> What is asked
Count each line below that has "enim" anywhere in it. Answer with the total alone.

Saved entries
§ §

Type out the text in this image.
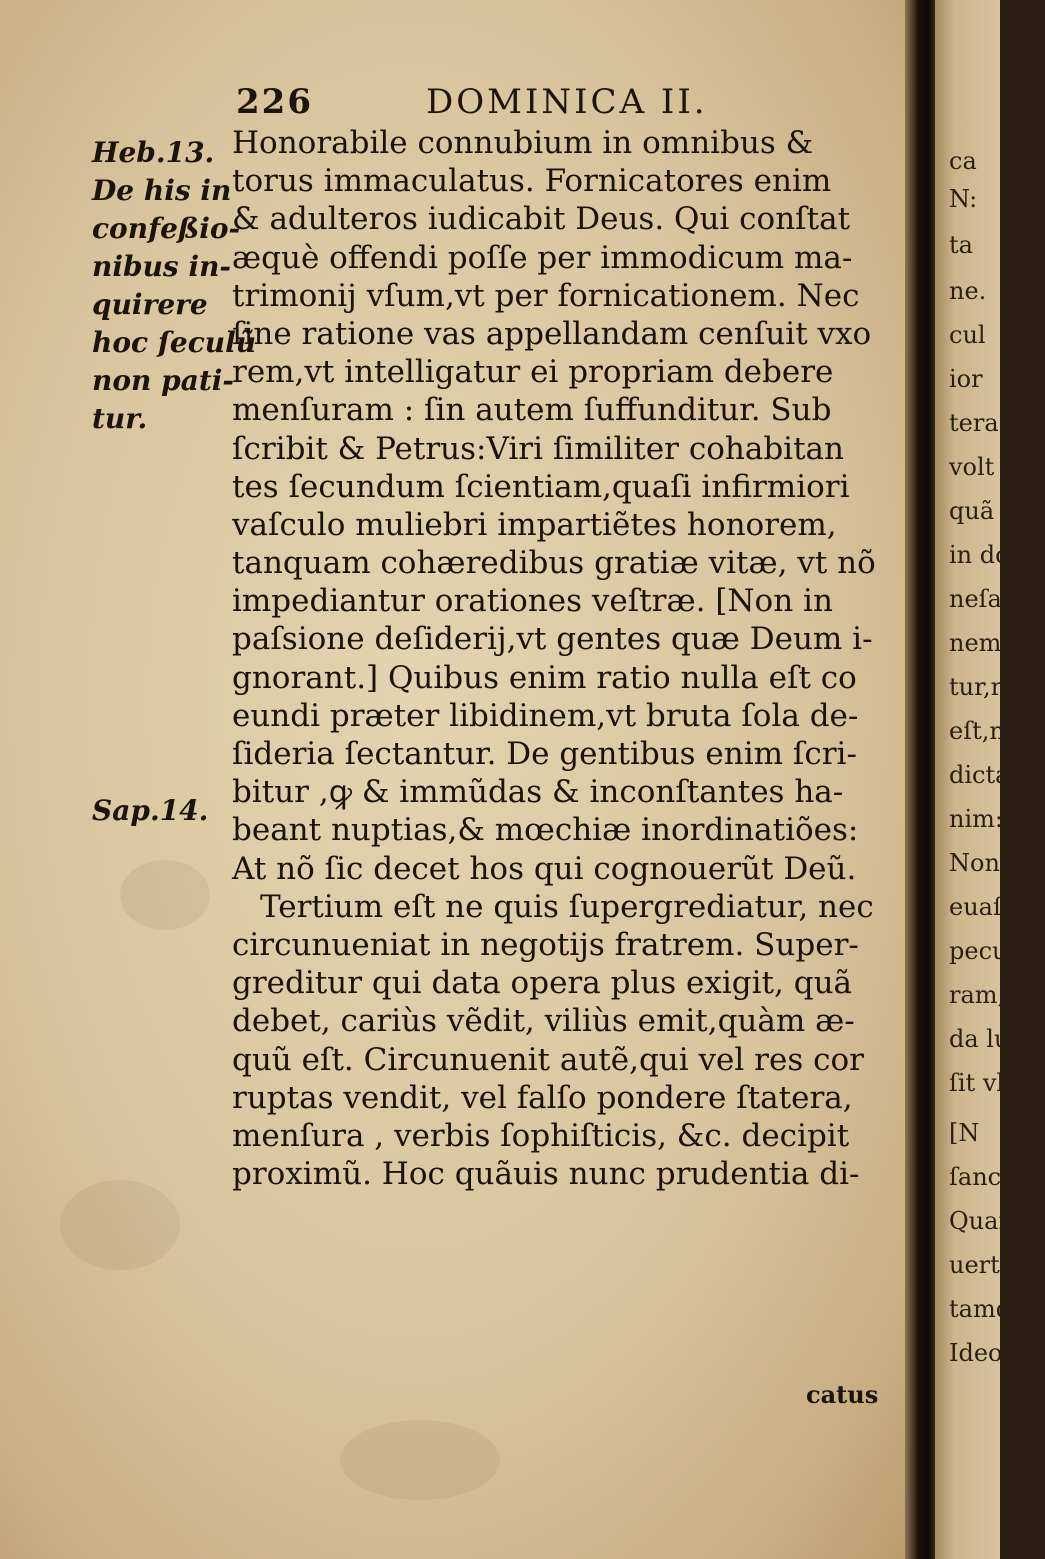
226	DOMINICA II.
Heb.13.
De his in
confeßio-
nibus in-
quirere
hoc ſeculũ
non pati-
tur.
Sap.14.
Honorabile connubium in omnibus &
torus immaculatus. Fornicatores enim
& adulteros iudicabit Deus. Qui conſtat
æquè offendi poſſe per immodicum ma-
trimonij vſum,vt per fornicationem. Nec
ſine ratione vas appellandam cenſuit vxo
rem,vt intelligatur ei propriam debere
menſuram : ſin autem ſuffunditur. Sub
ſcribit & Petrus:Viri ſimiliter cohabitan
tes ſecundum ſcientiam,quaſi infirmiori
vaſculo muliebri impartiẽtes honorem,
tanquam cohæredibus gratiæ vitæ, vt nõ
impediantur orationes veſtræ. [Non in
paſsione deſiderij,vt gentes quæ Deum i-
gnorant.] Quibus enim ratio nulla eſt co
eundi præter libidinem,vt bruta ſola de-
ſideria ſectantur. De gentibus enim ſcri-
bitur ,ꝙ & immũdas & inconſtantes ha-
beant nuptias,& mœchiæ inordinatiões:
At nõ ſic decet hos qui cognouerũt Deũ.
Tertium eſt ne quis ſupergrediatur, nec
circunueniat in negotijs fratrem. Super-
greditur qui data opera plus exigit, quã
debet, cariùs vẽdit, viliùs emit,quàm æ-
quũ eſt. Circunuenit autẽ,qui vel res cor
ruptas vendit, vel falſo pondere ſtatera,
menſura , verbis ſophiſticis, &c. decipit
proximũ. Hoc quãuis nunc prudentia di-
catus
ca
N:
ta
ne.
cul
ior
tera
volt
quã
in do
neſa
nem
tur,r
eſt,n
dicta
nim:(
Non a
euaſu
pecun
ram,&
da lues
ſit vlto
[N
ſanctifi
Quare c
uertunt
tamq; g
Ideo cũ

§ §

> Result for this task
3